Stated problem:
Reproduce the listing below character for character; drop every image.

━━ Records for the exercise

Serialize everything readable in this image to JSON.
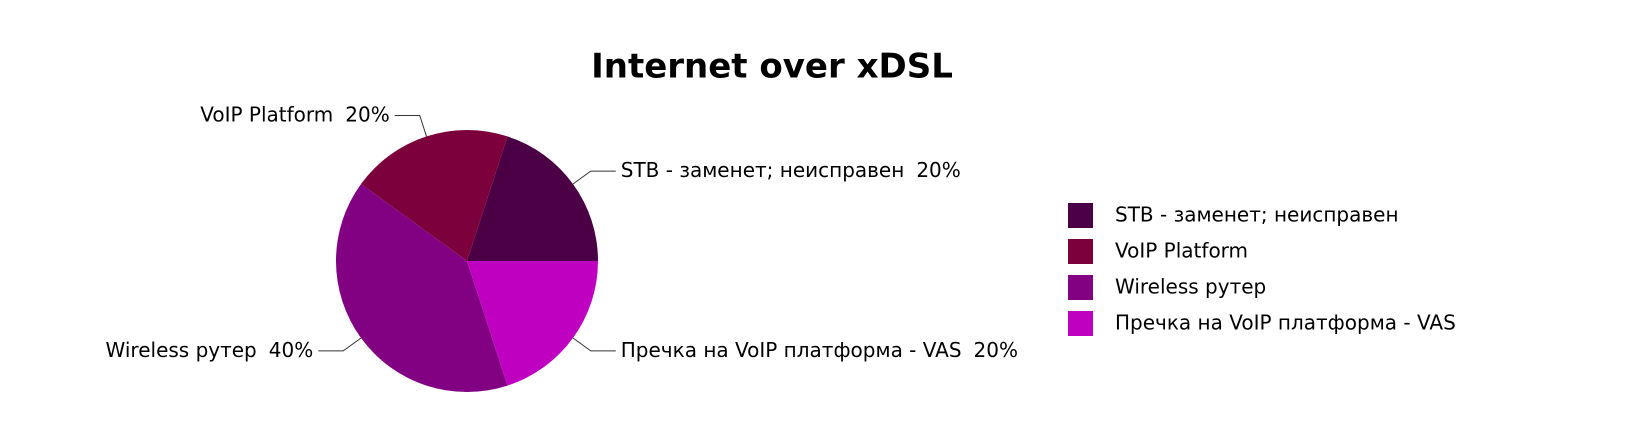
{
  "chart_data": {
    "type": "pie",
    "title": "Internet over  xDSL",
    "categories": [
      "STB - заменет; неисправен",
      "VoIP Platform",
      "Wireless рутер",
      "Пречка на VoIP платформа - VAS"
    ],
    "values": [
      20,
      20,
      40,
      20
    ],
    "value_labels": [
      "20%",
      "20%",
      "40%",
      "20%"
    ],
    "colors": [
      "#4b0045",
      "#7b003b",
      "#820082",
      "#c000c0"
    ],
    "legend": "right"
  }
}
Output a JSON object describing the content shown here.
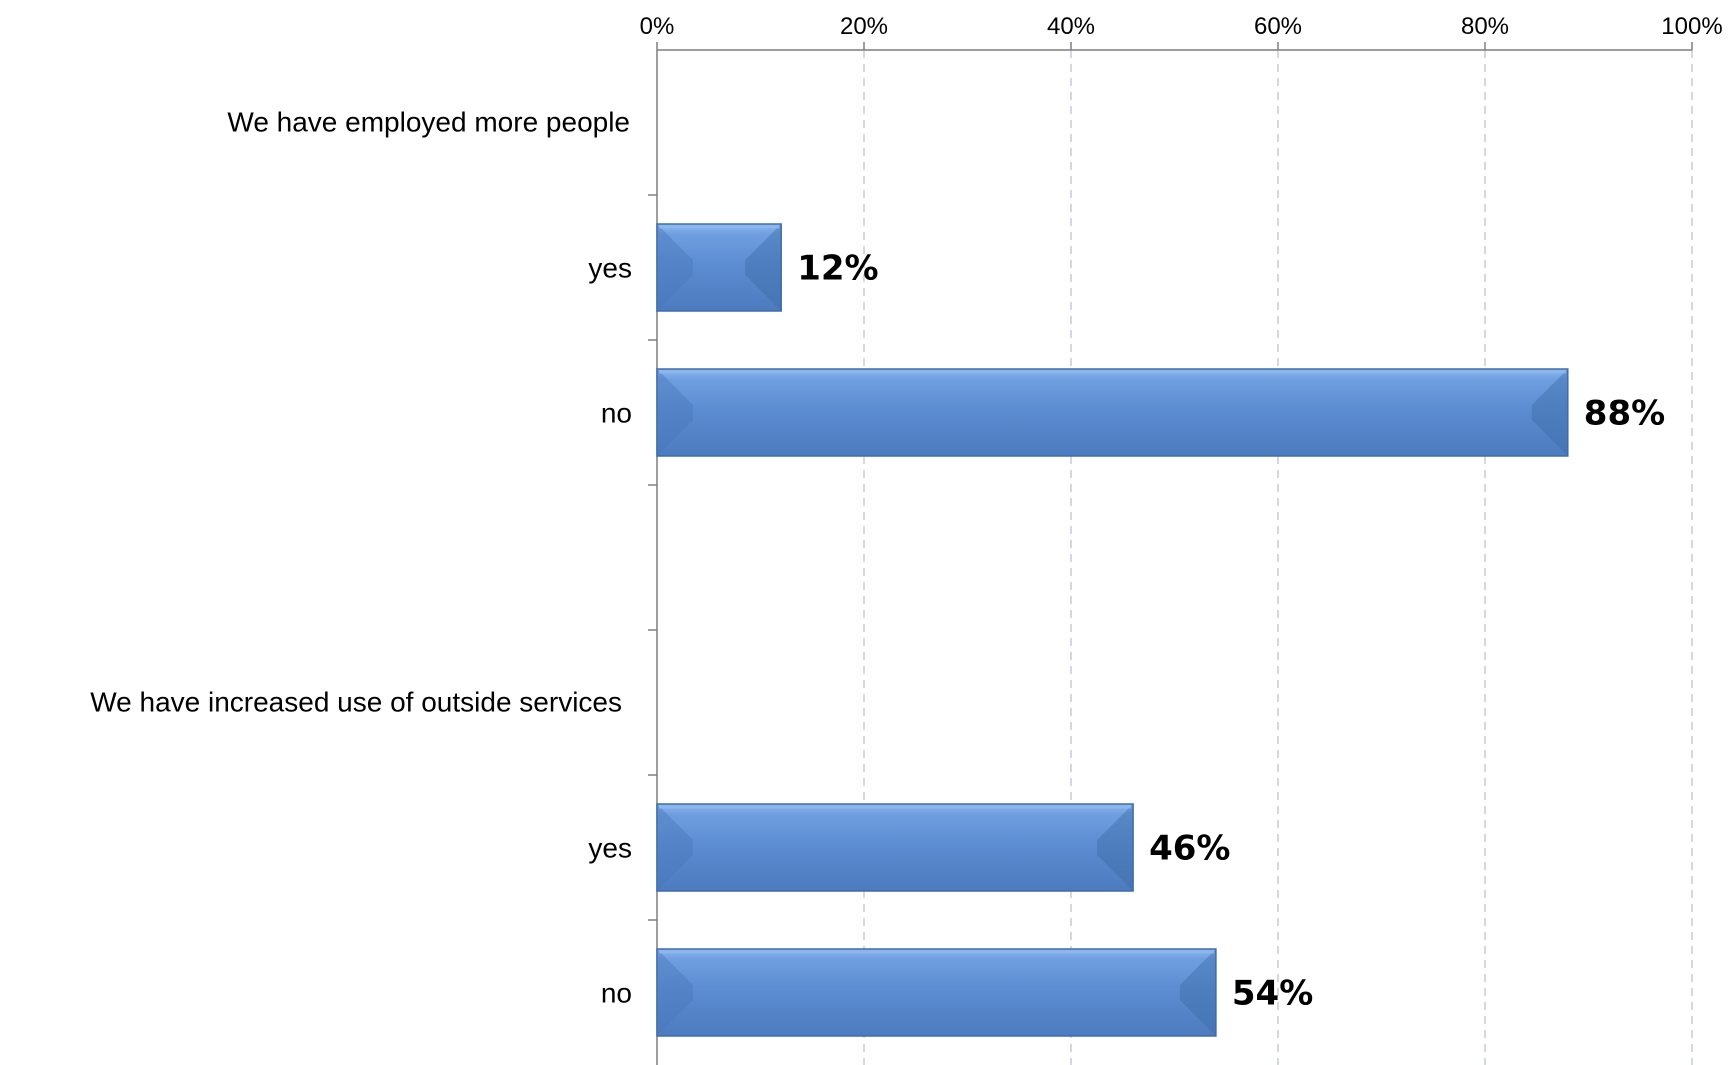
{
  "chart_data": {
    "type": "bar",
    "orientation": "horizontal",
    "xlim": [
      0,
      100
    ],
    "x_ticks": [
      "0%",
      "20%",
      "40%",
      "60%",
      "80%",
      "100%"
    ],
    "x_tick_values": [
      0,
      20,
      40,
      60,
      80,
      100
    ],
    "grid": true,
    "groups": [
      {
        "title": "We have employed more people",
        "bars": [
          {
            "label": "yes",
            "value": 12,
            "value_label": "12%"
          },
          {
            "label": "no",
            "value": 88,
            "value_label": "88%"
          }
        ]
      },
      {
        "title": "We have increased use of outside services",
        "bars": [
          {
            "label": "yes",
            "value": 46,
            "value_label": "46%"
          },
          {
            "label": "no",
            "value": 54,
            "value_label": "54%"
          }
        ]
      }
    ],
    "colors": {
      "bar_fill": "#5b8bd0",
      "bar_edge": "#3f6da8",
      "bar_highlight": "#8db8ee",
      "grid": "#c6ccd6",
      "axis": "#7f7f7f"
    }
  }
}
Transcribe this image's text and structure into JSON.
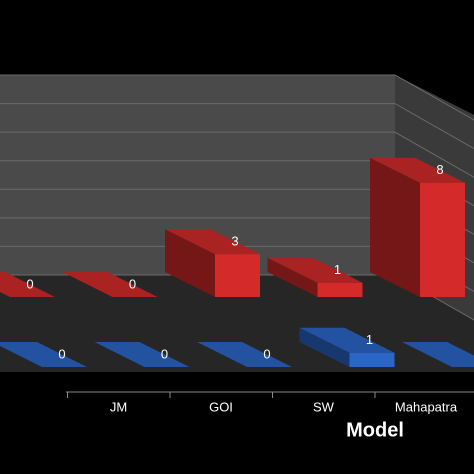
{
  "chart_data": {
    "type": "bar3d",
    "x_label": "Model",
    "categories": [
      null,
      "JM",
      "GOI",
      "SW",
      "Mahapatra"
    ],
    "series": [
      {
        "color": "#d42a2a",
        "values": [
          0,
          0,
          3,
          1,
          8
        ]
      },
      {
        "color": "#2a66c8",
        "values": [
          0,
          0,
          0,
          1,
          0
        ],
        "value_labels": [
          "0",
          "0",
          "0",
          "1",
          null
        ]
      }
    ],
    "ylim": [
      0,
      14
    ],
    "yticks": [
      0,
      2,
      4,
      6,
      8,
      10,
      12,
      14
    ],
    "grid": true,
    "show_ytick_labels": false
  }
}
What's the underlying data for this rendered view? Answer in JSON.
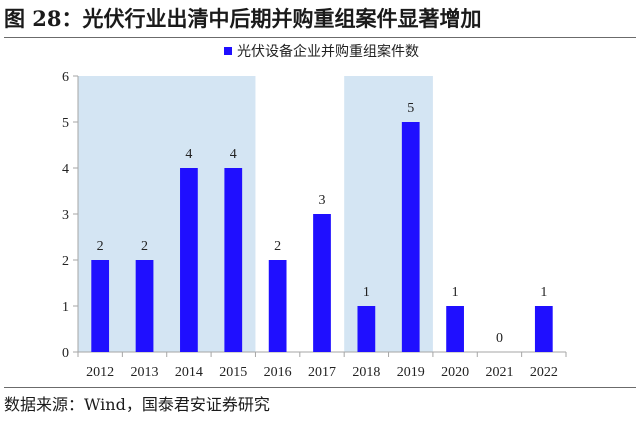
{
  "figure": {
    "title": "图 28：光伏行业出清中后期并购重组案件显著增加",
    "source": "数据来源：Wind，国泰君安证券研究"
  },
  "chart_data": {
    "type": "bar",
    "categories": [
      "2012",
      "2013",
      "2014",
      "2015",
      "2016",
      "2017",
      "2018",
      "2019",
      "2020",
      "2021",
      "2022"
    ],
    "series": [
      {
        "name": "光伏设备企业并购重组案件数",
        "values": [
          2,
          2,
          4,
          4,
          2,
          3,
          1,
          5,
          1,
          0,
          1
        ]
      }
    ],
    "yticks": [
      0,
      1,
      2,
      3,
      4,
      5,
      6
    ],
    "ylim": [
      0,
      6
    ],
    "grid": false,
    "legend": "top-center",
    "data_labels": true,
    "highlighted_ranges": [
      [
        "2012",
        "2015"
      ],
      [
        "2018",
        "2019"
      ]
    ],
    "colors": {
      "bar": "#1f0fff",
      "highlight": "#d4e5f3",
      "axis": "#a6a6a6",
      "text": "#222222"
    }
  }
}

━━━━

Answer in full:
Serialize everything readable in this image to JSON.
{
  "chart_data": {
    "type": "pie",
    "title": "Internet over  xDSL",
    "categories": [
      "STB - заменет; неисправен",
      "VoIP Platform",
      "Wireless рутер",
      "Пречка на VoIP платформа - VAS"
    ],
    "values": [
      20,
      20,
      40,
      20
    ],
    "value_labels": [
      "20%",
      "20%",
      "40%",
      "20%"
    ],
    "colors": [
      "#4b0045",
      "#7b003b",
      "#820082",
      "#c000c0"
    ],
    "legend": "right"
  }
}
Output a JSON object describing the content shown here.
{
  "chart_data": {
    "type": "bar",
    "orientation": "horizontal",
    "xlim": [
      0,
      100
    ],
    "x_ticks": [
      "0%",
      "20%",
      "40%",
      "60%",
      "80%",
      "100%"
    ],
    "x_tick_values": [
      0,
      20,
      40,
      60,
      80,
      100
    ],
    "grid": true,
    "groups": [
      {
        "title": "We have employed more people",
        "bars": [
          {
            "label": "yes",
            "value": 12,
            "value_label": "12%"
          },
          {
            "label": "no",
            "value": 88,
            "value_label": "88%"
          }
        ]
      },
      {
        "title": "We have increased use of outside services",
        "bars": [
          {
            "label": "yes",
            "value": 46,
            "value_label": "46%"
          },
          {
            "label": "no",
            "value": 54,
            "value_label": "54%"
          }
        ]
      }
    ],
    "colors": {
      "bar_fill": "#5b8bd0",
      "bar_edge": "#3f6da8",
      "bar_highlight": "#8db8ee",
      "grid": "#c6ccd6",
      "axis": "#7f7f7f"
    }
  }
}
Transcribe this image's text and structure into JSON.
{
  "chart_data": {
    "type": "bar3d",
    "x_label": "Model",
    "categories": [
      null,
      "JM",
      "GOI",
      "SW",
      "Mahapatra"
    ],
    "series": [
      {
        "color": "#d42a2a",
        "values": [
          0,
          0,
          3,
          1,
          8
        ]
      },
      {
        "color": "#2a66c8",
        "values": [
          0,
          0,
          0,
          1,
          0
        ],
        "value_labels": [
          "0",
          "0",
          "0",
          "1",
          null
        ]
      }
    ],
    "ylim": [
      0,
      14
    ],
    "yticks": [
      0,
      2,
      4,
      6,
      8,
      10,
      12,
      14
    ],
    "grid": true,
    "show_ytick_labels": false
  }
}
What's the underlying data for this rendered view? Answer in JSON.
{
  "figure": {
    "title": "图 28：光伏行业出清中后期并购重组案件显著增加",
    "source": "数据来源：Wind，国泰君安证券研究"
  },
  "chart_data": {
    "type": "bar",
    "categories": [
      "2012",
      "2013",
      "2014",
      "2015",
      "2016",
      "2017",
      "2018",
      "2019",
      "2020",
      "2021",
      "2022"
    ],
    "series": [
      {
        "name": "光伏设备企业并购重组案件数",
        "values": [
          2,
          2,
          4,
          4,
          2,
          3,
          1,
          5,
          1,
          0,
          1
        ]
      }
    ],
    "yticks": [
      0,
      1,
      2,
      3,
      4,
      5,
      6
    ],
    "ylim": [
      0,
      6
    ],
    "grid": false,
    "legend": "top-center",
    "data_labels": true,
    "highlighted_ranges": [
      [
        "2012",
        "2015"
      ],
      [
        "2018",
        "2019"
      ]
    ],
    "colors": {
      "bar": "#1f0fff",
      "highlight": "#d4e5f3",
      "axis": "#a6a6a6",
      "text": "#222222"
    }
  }
}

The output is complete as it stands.